Make an exact copy of all the entries, but do not reproduce the pictures.

Excerpts from a figure dataset

** begin **

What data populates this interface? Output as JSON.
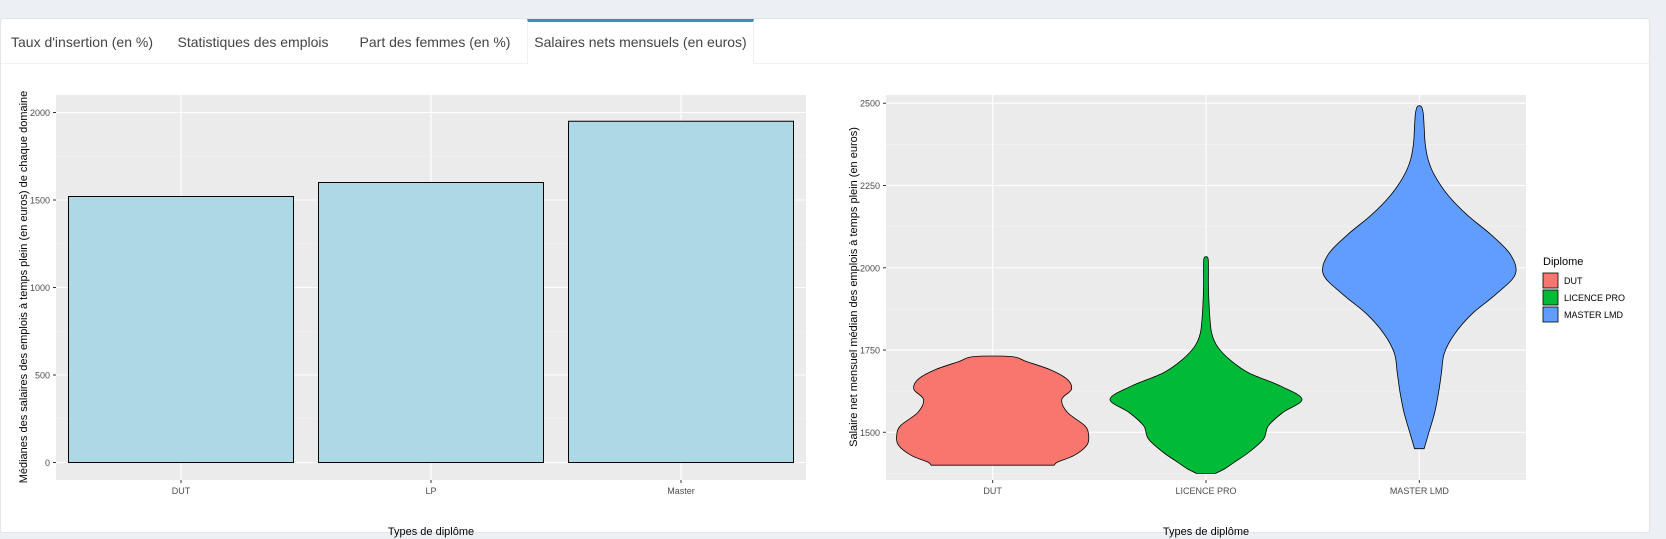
{
  "tabs": [
    {
      "label": "Taux d'insertion (en %)",
      "active": false
    },
    {
      "label": "Statistiques des emplois",
      "active": false
    },
    {
      "label": "Part des femmes (en %)",
      "active": false
    },
    {
      "label": "Salaires nets mensuels (en euros)",
      "active": true
    }
  ],
  "colors": {
    "tab_active": "#3c8dbc",
    "panel_bg": "#ebebeb",
    "bar_fill": "#add8e6",
    "dut": "#f8766d",
    "lp": "#00ba38",
    "master": "#619cff"
  },
  "chart_data": [
    {
      "type": "bar",
      "categories": [
        "DUT",
        "LP",
        "Master"
      ],
      "values": [
        1520,
        1600,
        1950
      ],
      "xlabel": "Types de diplôme",
      "ylabel": "Médianes des salaires des emplois à temps plein (en euros) de chaque domaine",
      "ylim": [
        0,
        2000
      ],
      "yticks": [
        0,
        500,
        1000,
        1500,
        2000
      ],
      "grid": true
    },
    {
      "type": "violin",
      "categories": [
        "DUT",
        "LICENCE PRO",
        "MASTER LMD"
      ],
      "xlabel": "Types de diplôme",
      "ylabel": "Salaire net mensuel médian des emplois à temps plein (en euros)",
      "ylim": [
        1380,
        2500
      ],
      "yticks": [
        1500,
        1750,
        2000,
        2250,
        2500
      ],
      "grid": true,
      "legend": {
        "title": "Diplome",
        "position": "right",
        "entries": [
          "DUT",
          "LICENCE PRO",
          "MASTER LMD"
        ]
      },
      "series": [
        {
          "category": "DUT",
          "profile": [
            [
              1400,
              0.64
            ],
            [
              1410,
              0.68
            ],
            [
              1430,
              0.85
            ],
            [
              1460,
              0.98
            ],
            [
              1490,
              1.0
            ],
            [
              1520,
              0.96
            ],
            [
              1560,
              0.78
            ],
            [
              1600,
              0.72
            ],
            [
              1630,
              0.82
            ],
            [
              1660,
              0.78
            ],
            [
              1690,
              0.6
            ],
            [
              1715,
              0.35
            ],
            [
              1730,
              0.2
            ]
          ]
        },
        {
          "category": "LICENCE PRO",
          "profile": [
            [
              1375,
              0.1
            ],
            [
              1390,
              0.2
            ],
            [
              1410,
              0.3
            ],
            [
              1440,
              0.45
            ],
            [
              1480,
              0.6
            ],
            [
              1520,
              0.65
            ],
            [
              1560,
              0.8
            ],
            [
              1600,
              1.0
            ],
            [
              1640,
              0.78
            ],
            [
              1680,
              0.45
            ],
            [
              1720,
              0.25
            ],
            [
              1760,
              0.12
            ],
            [
              1800,
              0.06
            ],
            [
              1850,
              0.04
            ],
            [
              1900,
              0.03
            ],
            [
              1950,
              0.025
            ],
            [
              2000,
              0.025
            ],
            [
              2030,
              0.02
            ]
          ]
        },
        {
          "category": "MASTER LMD",
          "profile": [
            [
              1450,
              0.05
            ],
            [
              1500,
              0.1
            ],
            [
              1560,
              0.16
            ],
            [
              1620,
              0.2
            ],
            [
              1680,
              0.23
            ],
            [
              1740,
              0.26
            ],
            [
              1800,
              0.37
            ],
            [
              1860,
              0.55
            ],
            [
              1920,
              0.8
            ],
            [
              1980,
              1.0
            ],
            [
              2040,
              0.95
            ],
            [
              2100,
              0.75
            ],
            [
              2160,
              0.5
            ],
            [
              2220,
              0.3
            ],
            [
              2280,
              0.16
            ],
            [
              2330,
              0.09
            ],
            [
              2380,
              0.06
            ],
            [
              2430,
              0.05
            ],
            [
              2470,
              0.04
            ],
            [
              2490,
              0.02
            ]
          ]
        }
      ]
    }
  ]
}
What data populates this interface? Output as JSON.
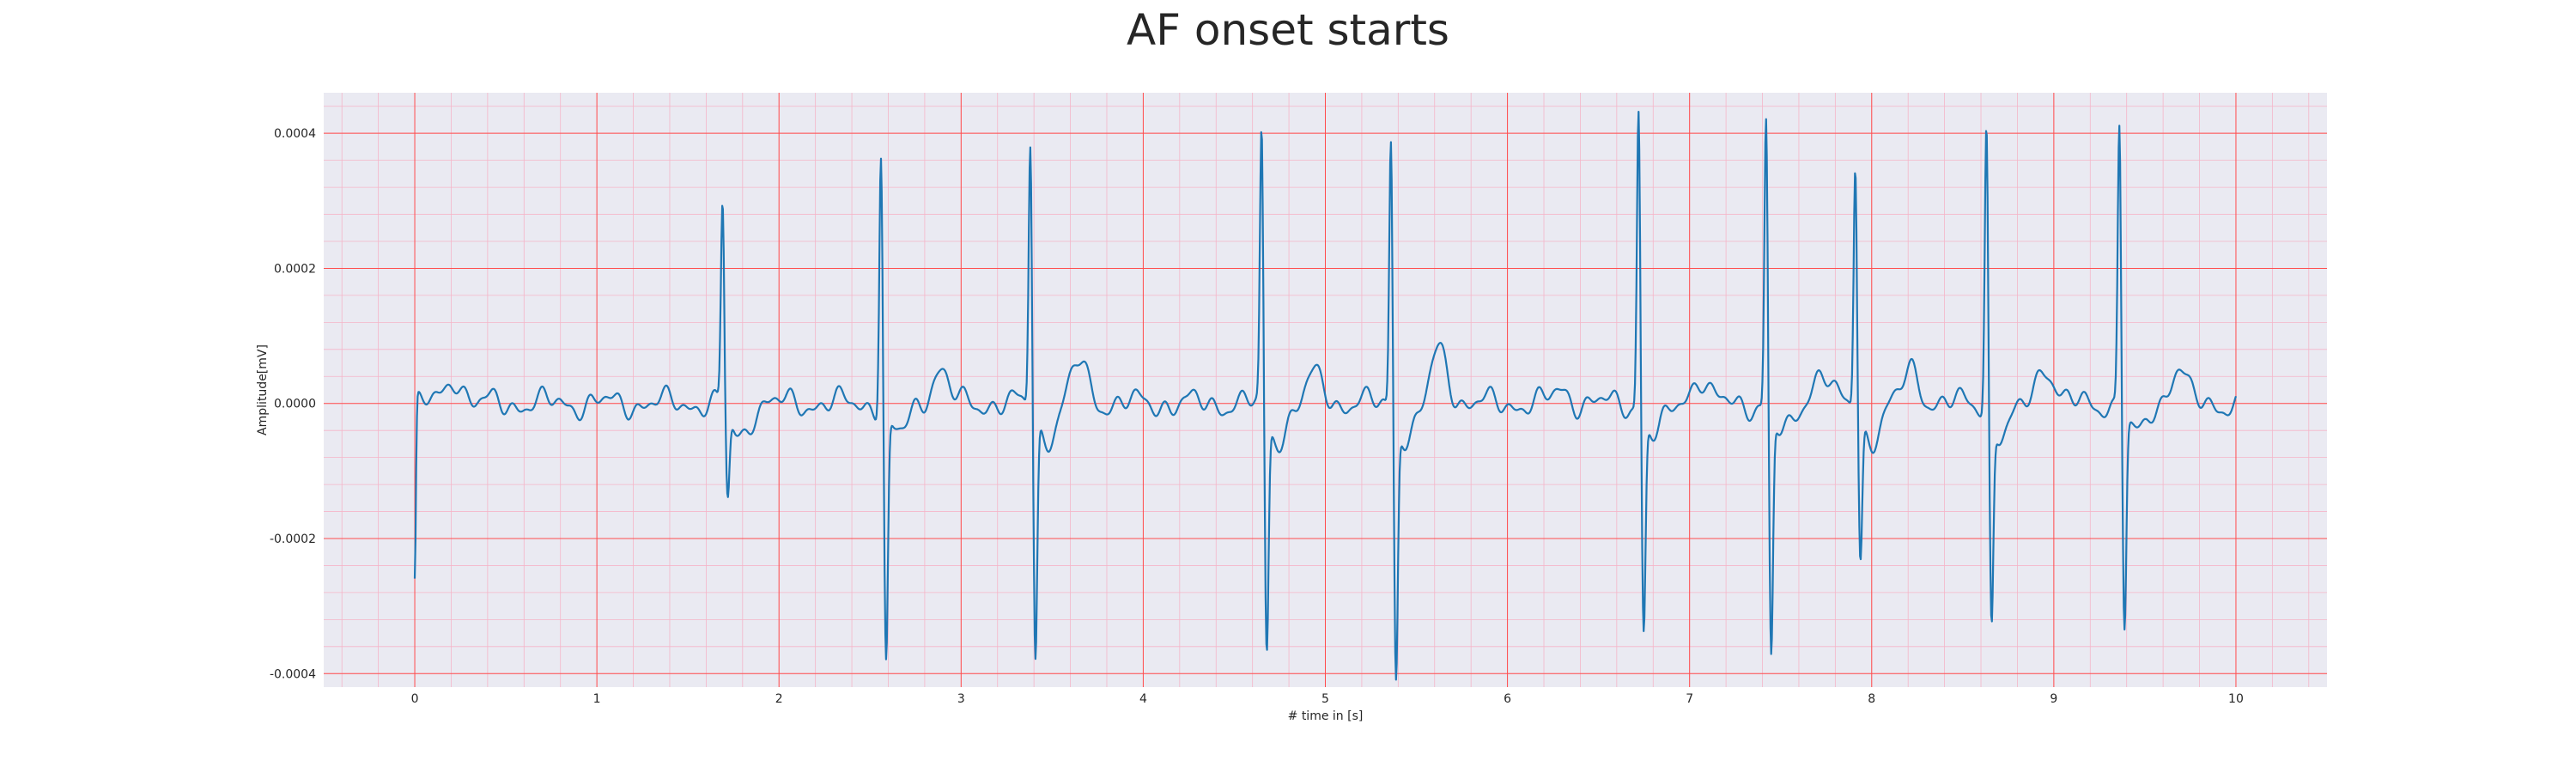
{
  "chart_data": {
    "type": "line",
    "title": "AF onset starts",
    "xlabel": "# time in [s]",
    "ylabel": "Amplitude[mV]",
    "xlim": [
      -0.5,
      10.5
    ],
    "ylim": [
      -0.00042,
      0.00046
    ],
    "xticks": [
      0,
      1,
      2,
      3,
      4,
      5,
      6,
      7,
      8,
      9,
      10
    ],
    "xtick_labels": [
      "0",
      "1",
      "2",
      "3",
      "4",
      "5",
      "6",
      "7",
      "8",
      "9",
      "10"
    ],
    "yticks": [
      -0.0004,
      -0.0002,
      0.0,
      0.0002,
      0.0004
    ],
    "ytick_labels": [
      "-0.0004",
      "-0.0002",
      "0.0000",
      "0.0002",
      "0.0004"
    ],
    "grid": {
      "major": true,
      "minor": true,
      "major_color": "#ff4d4d",
      "minor_color": "#f5b5c8"
    },
    "background": "#eaeaf2",
    "series": [
      {
        "color": "#1f77b4",
        "beats": [
          {
            "t": 1.69,
            "r": 0.000305,
            "s": -0.000125
          },
          {
            "t": 2.56,
            "r": 0.00039,
            "s": -0.00037
          },
          {
            "t": 3.38,
            "r": 0.000405,
            "s": -0.000355
          },
          {
            "t": 4.65,
            "r": 0.00041,
            "s": -0.00035
          },
          {
            "t": 5.36,
            "r": 0.00041,
            "s": -0.00038
          },
          {
            "t": 6.72,
            "r": 0.000455,
            "s": -0.000315
          },
          {
            "t": 7.42,
            "r": 0.000435,
            "s": -0.00036
          },
          {
            "t": 7.91,
            "r": 0.00037,
            "s": -0.00021
          },
          {
            "t": 8.63,
            "r": 0.00043,
            "s": -0.000305
          },
          {
            "t": 9.36,
            "r": 0.00043,
            "s": -0.00031
          }
        ],
        "t_waves": [
          {
            "t": 0.22,
            "a": 4e-05
          },
          {
            "t": 2.88,
            "a": 5e-05
          },
          {
            "t": 3.65,
            "a": 6e-05
          },
          {
            "t": 4.95,
            "a": 4e-05
          },
          {
            "t": 5.63,
            "a": 8e-05
          },
          {
            "t": 6.3,
            "a": 2e-05
          },
          {
            "t": 7.05,
            "a": 4e-05
          },
          {
            "t": 7.72,
            "a": 5e-05
          },
          {
            "t": 8.22,
            "a": 5e-05
          },
          {
            "t": 8.95,
            "a": 6e-05
          },
          {
            "t": 9.68,
            "a": 5e-05
          }
        ],
        "start_point": {
          "t": 0.0,
          "v": -0.00027
        },
        "end_point": {
          "t": 10.0,
          "v": -1e-05
        }
      }
    ]
  }
}
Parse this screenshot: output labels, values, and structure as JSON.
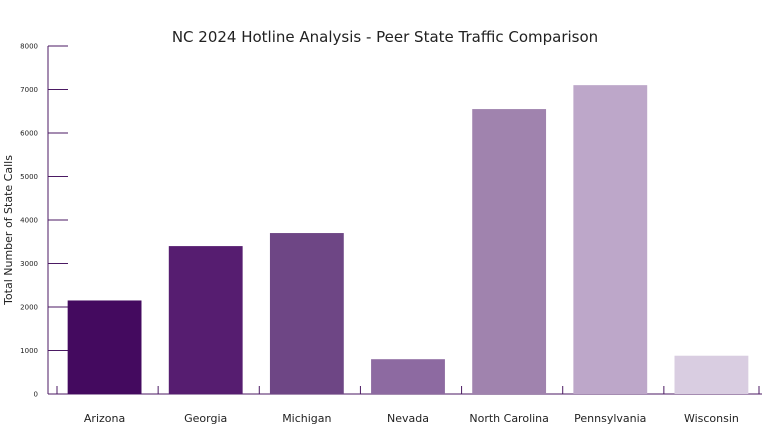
{
  "chart_data": {
    "type": "bar",
    "title": "NC 2024 Hotline Analysis - Peer State Traffic Comparison",
    "xlabel": "",
    "ylabel": "Total Number of State Calls",
    "categories": [
      "Arizona",
      "Georgia",
      "Michigan",
      "Nevada",
      "North Carolina",
      "Pennsylvania",
      "Wisconsin"
    ],
    "values": [
      2150,
      3400,
      3700,
      800,
      6550,
      7100,
      880
    ],
    "colors": [
      "#440a5f",
      "#561d70",
      "#6e4685",
      "#8d6aa1",
      "#a083ae",
      "#bda7c9",
      "#d9cde1"
    ],
    "ylim": [
      0,
      8000
    ],
    "yticks": [
      0,
      1000,
      2000,
      3000,
      4000,
      5000,
      6000,
      7000,
      8000
    ],
    "axis_color": "#4b1a63",
    "grid": false,
    "legend": "none"
  }
}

** end **

*OUTPUT FOR THIS EXERCISE*:
What data populates this interface? Output as JSON.
{
  "tabs": [
    {
      "label": "Taux d'insertion (en %)",
      "active": false
    },
    {
      "label": "Statistiques des emplois",
      "active": false
    },
    {
      "label": "Part des femmes (en %)",
      "active": false
    },
    {
      "label": "Salaires nets mensuels (en euros)",
      "active": true
    }
  ],
  "colors": {
    "tab_active": "#3c8dbc",
    "panel_bg": "#ebebeb",
    "bar_fill": "#add8e6",
    "dut": "#f8766d",
    "lp": "#00ba38",
    "master": "#619cff"
  },
  "chart_data": [
    {
      "type": "bar",
      "categories": [
        "DUT",
        "LP",
        "Master"
      ],
      "values": [
        1520,
        1600,
        1950
      ],
      "xlabel": "Types de diplôme",
      "ylabel": "Médianes des salaires des emplois à temps plein (en euros) de chaque domaine",
      "ylim": [
        0,
        2000
      ],
      "yticks": [
        0,
        500,
        1000,
        1500,
        2000
      ],
      "grid": true
    },
    {
      "type": "violin",
      "categories": [
        "DUT",
        "LICENCE PRO",
        "MASTER LMD"
      ],
      "xlabel": "Types de diplôme",
      "ylabel": "Salaire net mensuel médian des emplois à temps plein (en euros)",
      "ylim": [
        1380,
        2500
      ],
      "yticks": [
        1500,
        1750,
        2000,
        2250,
        2500
      ],
      "grid": true,
      "legend": {
        "title": "Diplome",
        "position": "right",
        "entries": [
          "DUT",
          "LICENCE PRO",
          "MASTER LMD"
        ]
      },
      "series": [
        {
          "category": "DUT",
          "profile": [
            [
              1400,
              0.64
            ],
            [
              1410,
              0.68
            ],
            [
              1430,
              0.85
            ],
            [
              1460,
              0.98
            ],
            [
              1490,
              1.0
            ],
            [
              1520,
              0.96
            ],
            [
              1560,
              0.78
            ],
            [
              1600,
              0.72
            ],
            [
              1630,
              0.82
            ],
            [
              1660,
              0.78
            ],
            [
              1690,
              0.6
            ],
            [
              1715,
              0.35
            ],
            [
              1730,
              0.2
            ]
          ]
        },
        {
          "category": "LICENCE PRO",
          "profile": [
            [
              1375,
              0.1
            ],
            [
              1390,
              0.2
            ],
            [
              1410,
              0.3
            ],
            [
              1440,
              0.45
            ],
            [
              1480,
              0.6
            ],
            [
              1520,
              0.65
            ],
            [
              1560,
              0.8
            ],
            [
              1600,
              1.0
            ],
            [
              1640,
              0.78
            ],
            [
              1680,
              0.45
            ],
            [
              1720,
              0.25
            ],
            [
              1760,
              0.12
            ],
            [
              1800,
              0.06
            ],
            [
              1850,
              0.04
            ],
            [
              1900,
              0.03
            ],
            [
              1950,
              0.025
            ],
            [
              2000,
              0.025
            ],
            [
              2030,
              0.02
            ]
          ]
        },
        {
          "category": "MASTER LMD",
          "profile": [
            [
              1450,
              0.05
            ],
            [
              1500,
              0.1
            ],
            [
              1560,
              0.16
            ],
            [
              1620,
              0.2
            ],
            [
              1680,
              0.23
            ],
            [
              1740,
              0.26
            ],
            [
              1800,
              0.37
            ],
            [
              1860,
              0.55
            ],
            [
              1920,
              0.8
            ],
            [
              1980,
              1.0
            ],
            [
              2040,
              0.95
            ],
            [
              2100,
              0.75
            ],
            [
              2160,
              0.5
            ],
            [
              2220,
              0.3
            ],
            [
              2280,
              0.16
            ],
            [
              2330,
              0.09
            ],
            [
              2380,
              0.06
            ],
            [
              2430,
              0.05
            ],
            [
              2470,
              0.04
            ],
            [
              2490,
              0.02
            ]
          ]
        }
      ]
    }
  ]
}
What data populates this interface? Output as JSON.
{
  "chart_data": {
    "type": "line",
    "title": "AF onset starts",
    "xlabel": "# time in [s]",
    "ylabel": "Amplitude[mV]",
    "xlim": [
      -0.5,
      10.5
    ],
    "ylim": [
      -0.00042,
      0.00046
    ],
    "xticks": [
      0,
      1,
      2,
      3,
      4,
      5,
      6,
      7,
      8,
      9,
      10
    ],
    "xtick_labels": [
      "0",
      "1",
      "2",
      "3",
      "4",
      "5",
      "6",
      "7",
      "8",
      "9",
      "10"
    ],
    "yticks": [
      -0.0004,
      -0.0002,
      0.0,
      0.0002,
      0.0004
    ],
    "ytick_labels": [
      "-0.0004",
      "-0.0002",
      "0.0000",
      "0.0002",
      "0.0004"
    ],
    "grid": {
      "major": true,
      "minor": true,
      "major_color": "#ff4d4d",
      "minor_color": "#f5b5c8"
    },
    "background": "#eaeaf2",
    "series": [
      {
        "color": "#1f77b4",
        "beats": [
          {
            "t": 1.69,
            "r": 0.000305,
            "s": -0.000125
          },
          {
            "t": 2.56,
            "r": 0.00039,
            "s": -0.00037
          },
          {
            "t": 3.38,
            "r": 0.000405,
            "s": -0.000355
          },
          {
            "t": 4.65,
            "r": 0.00041,
            "s": -0.00035
          },
          {
            "t": 5.36,
            "r": 0.00041,
            "s": -0.00038
          },
          {
            "t": 6.72,
            "r": 0.000455,
            "s": -0.000315
          },
          {
            "t": 7.42,
            "r": 0.000435,
            "s": -0.00036
          },
          {
            "t": 7.91,
            "r": 0.00037,
            "s": -0.00021
          },
          {
            "t": 8.63,
            "r": 0.00043,
            "s": -0.000305
          },
          {
            "t": 9.36,
            "r": 0.00043,
            "s": -0.00031
          }
        ],
        "t_waves": [
          {
            "t": 0.22,
            "a": 4e-05
          },
          {
            "t": 2.88,
            "a": 5e-05
          },
          {
            "t": 3.65,
            "a": 6e-05
          },
          {
            "t": 4.95,
            "a": 4e-05
          },
          {
            "t": 5.63,
            "a": 8e-05
          },
          {
            "t": 6.3,
            "a": 2e-05
          },
          {
            "t": 7.05,
            "a": 4e-05
          },
          {
            "t": 7.72,
            "a": 5e-05
          },
          {
            "t": 8.22,
            "a": 5e-05
          },
          {
            "t": 8.95,
            "a": 6e-05
          },
          {
            "t": 9.68,
            "a": 5e-05
          }
        ],
        "start_point": {
          "t": 0.0,
          "v": -0.00027
        },
        "end_point": {
          "t": 10.0,
          "v": -1e-05
        }
      }
    ]
  }
}
Parse this screenshot: output labels, values, and structure as JSON.
{
  "chart_data": {
    "type": "bar",
    "title": "NC 2024 Hotline Analysis - Peer State Traffic Comparison",
    "xlabel": "",
    "ylabel": "Total Number of State Calls",
    "categories": [
      "Arizona",
      "Georgia",
      "Michigan",
      "Nevada",
      "North Carolina",
      "Pennsylvania",
      "Wisconsin"
    ],
    "values": [
      2150,
      3400,
      3700,
      800,
      6550,
      7100,
      880
    ],
    "colors": [
      "#440a5f",
      "#561d70",
      "#6e4685",
      "#8d6aa1",
      "#a083ae",
      "#bda7c9",
      "#d9cde1"
    ],
    "ylim": [
      0,
      8000
    ],
    "yticks": [
      0,
      1000,
      2000,
      3000,
      4000,
      5000,
      6000,
      7000,
      8000
    ],
    "axis_color": "#4b1a63",
    "grid": false,
    "legend": "none"
  }
}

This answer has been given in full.